# GIVEN PROBLEM
Below is a block of records; repeat all of them exactly.

#####

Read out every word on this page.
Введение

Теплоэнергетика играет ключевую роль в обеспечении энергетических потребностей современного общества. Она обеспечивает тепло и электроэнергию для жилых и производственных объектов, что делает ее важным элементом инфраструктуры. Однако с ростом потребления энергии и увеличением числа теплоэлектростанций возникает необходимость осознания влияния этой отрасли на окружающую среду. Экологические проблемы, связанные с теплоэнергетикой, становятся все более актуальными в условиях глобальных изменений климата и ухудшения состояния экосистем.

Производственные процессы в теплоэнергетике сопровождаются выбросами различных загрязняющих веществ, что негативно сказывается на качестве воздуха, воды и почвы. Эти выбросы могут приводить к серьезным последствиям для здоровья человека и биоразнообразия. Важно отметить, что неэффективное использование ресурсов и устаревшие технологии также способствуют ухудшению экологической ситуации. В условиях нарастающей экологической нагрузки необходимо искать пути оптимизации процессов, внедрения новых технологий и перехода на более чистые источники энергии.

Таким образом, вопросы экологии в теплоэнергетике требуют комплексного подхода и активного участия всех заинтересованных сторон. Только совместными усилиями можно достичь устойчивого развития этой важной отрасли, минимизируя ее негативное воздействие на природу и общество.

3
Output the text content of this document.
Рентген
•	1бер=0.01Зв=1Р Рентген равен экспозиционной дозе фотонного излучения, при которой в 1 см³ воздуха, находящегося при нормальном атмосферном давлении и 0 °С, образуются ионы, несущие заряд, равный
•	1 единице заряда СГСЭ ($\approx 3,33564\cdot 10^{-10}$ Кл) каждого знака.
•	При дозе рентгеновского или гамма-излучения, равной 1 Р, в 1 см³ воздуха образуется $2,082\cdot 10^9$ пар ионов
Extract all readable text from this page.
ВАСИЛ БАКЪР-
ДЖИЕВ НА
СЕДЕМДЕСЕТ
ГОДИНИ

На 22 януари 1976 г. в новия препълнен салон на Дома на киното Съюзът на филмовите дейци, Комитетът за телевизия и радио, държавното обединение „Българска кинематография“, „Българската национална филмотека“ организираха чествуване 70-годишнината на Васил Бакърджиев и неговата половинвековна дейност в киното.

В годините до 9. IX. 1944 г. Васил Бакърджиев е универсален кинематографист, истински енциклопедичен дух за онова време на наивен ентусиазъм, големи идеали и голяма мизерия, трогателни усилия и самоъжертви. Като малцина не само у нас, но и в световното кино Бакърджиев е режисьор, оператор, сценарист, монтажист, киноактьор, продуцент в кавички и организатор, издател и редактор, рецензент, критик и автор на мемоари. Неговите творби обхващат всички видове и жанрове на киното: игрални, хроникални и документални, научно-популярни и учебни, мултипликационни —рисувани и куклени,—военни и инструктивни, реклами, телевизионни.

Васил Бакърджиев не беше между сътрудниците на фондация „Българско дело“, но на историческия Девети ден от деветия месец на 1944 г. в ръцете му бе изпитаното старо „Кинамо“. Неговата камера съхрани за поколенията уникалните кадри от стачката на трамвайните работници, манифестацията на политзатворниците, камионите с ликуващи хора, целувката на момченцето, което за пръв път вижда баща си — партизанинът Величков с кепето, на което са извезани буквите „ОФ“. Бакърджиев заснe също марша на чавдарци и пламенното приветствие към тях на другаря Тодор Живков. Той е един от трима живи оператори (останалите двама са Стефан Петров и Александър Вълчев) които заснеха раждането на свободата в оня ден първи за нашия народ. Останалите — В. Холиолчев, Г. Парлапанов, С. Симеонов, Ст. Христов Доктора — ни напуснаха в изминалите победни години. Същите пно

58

#####

# WRITTEN SOLUTION
Read out every word on this page.
Введение

Теплоэнергетика играет ключевую роль в обеспечении энергетических потребностей современного общества. Она обеспечивает тепло и электроэнергию для жилых и производственных объектов, что делает ее важным элементом инфраструктуры. Однако с ростом потребления энергии и увеличением числа теплоэлектростанций возникает необходимость осознания влияния этой отрасли на окружающую среду. Экологические проблемы, связанные с теплоэнергетикой, становятся все более актуальными в условиях глобальных изменений климата и ухудшения состояния экосистем.

Производственные процессы в теплоэнергетике сопровождаются выбросами различных загрязняющих веществ, что негативно сказывается на качестве воздуха, воды и почвы. Эти выбросы могут приводить к серьезным последствиям для здоровья человека и биоразнообразия. Важно отметить, что неэффективное использование ресурсов и устаревшие технологии также способствуют ухудшению экологической ситуации. В условиях нарастающей экологической нагрузки необходимо искать пути оптимизации процессов, внедрения новых технологий и перехода на более чистые источники энергии.

Таким образом, вопросы экологии в теплоэнергетике требуют комплексного подхода и активного участия всех заинтересованных сторон. Только совместными усилиями можно достичь устойчивого развития этой важной отрасли, минимизируя ее негативное воздействие на природу и общество.

3
Output the text content of this document.
Рентген
•	1бер=0.01Зв=1Р Рентген равен экспозиционной дозе фотонного излучения, при которой в 1 см³ воздуха, находящегося при нормальном атмосферном давлении и 0 °С, образуются ионы, несущие заряд, равный
•	1 единице заряда СГСЭ ($\approx 3,33564\cdot 10^{-10}$ Кл) каждого знака.
•	При дозе рентгеновского или гамма-излучения, равной 1 Р, в 1 см³ воздуха образуется $2,082\cdot 10^9$ пар ионов
Extract all readable text from this page.
ВАСИЛ БАКЪР-
ДЖИЕВ НА
СЕДЕМДЕСЕТ
ГОДИНИ

На 22 януари 1976 г. в новия препълнен салон на Дома на киното Съюзът на филмовите дейци, Комитетът за телевизия и радио, държавното обединение „Българска кинематография“, „Българската национална филмотека“ организираха чествуване 70-годишнината на Васил Бакърджиев и неговата половинвековна дейност в киното.

В годините до 9. IX. 1944 г. Васил Бакърджиев е универсален кинематографист, истински енциклопедичен дух за онова време на наивен ентусиазъм, големи идеали и голяма мизерия, трогателни усилия и самоъжертви. Като малцина не само у нас, но и в световното кино Бакърджиев е режисьор, оператор, сценарист, монтажист, киноактьор, продуцент в кавички и организатор, издател и редактор, рецензент, критик и автор на мемоари. Неговите творби обхващат всички видове и жанрове на киното: игрални, хроникални и документални, научно-популярни и учебни, мултипликационни —рисувани и куклени,—военни и инструктивни, реклами, телевизионни.

Васил Бакърджиев не беше между сътрудниците на фондация „Българско дело“, но на историческия Девети ден от деветия месец на 1944 г. в ръцете му бе изпитаното старо „Кинамо“. Неговата камера съхрани за поколенията уникалните кадри от стачката на трамвайните работници, манифестацията на политзатворниците, камионите с ликуващи хора, целувката на момченцето, което за пръв път вижда баща си — партизанинът Величков с кепето, на което са извезани буквите „ОФ“. Бакърджиев заснe също марша на чавдарци и пламенното приветствие към тях на другаря Тодор Живков. Той е един от трима живи оператори (останалите двама са Стефан Петров и Александър Вълчев) които заснеха раждането на свободата в оня ден първи за нашия народ. Останалите — В. Холиолчев, Г. Парлапанов, С. Симеонов, Ст. Христов Доктора — ни напуснаха в изминалите победни години. Същите пно

58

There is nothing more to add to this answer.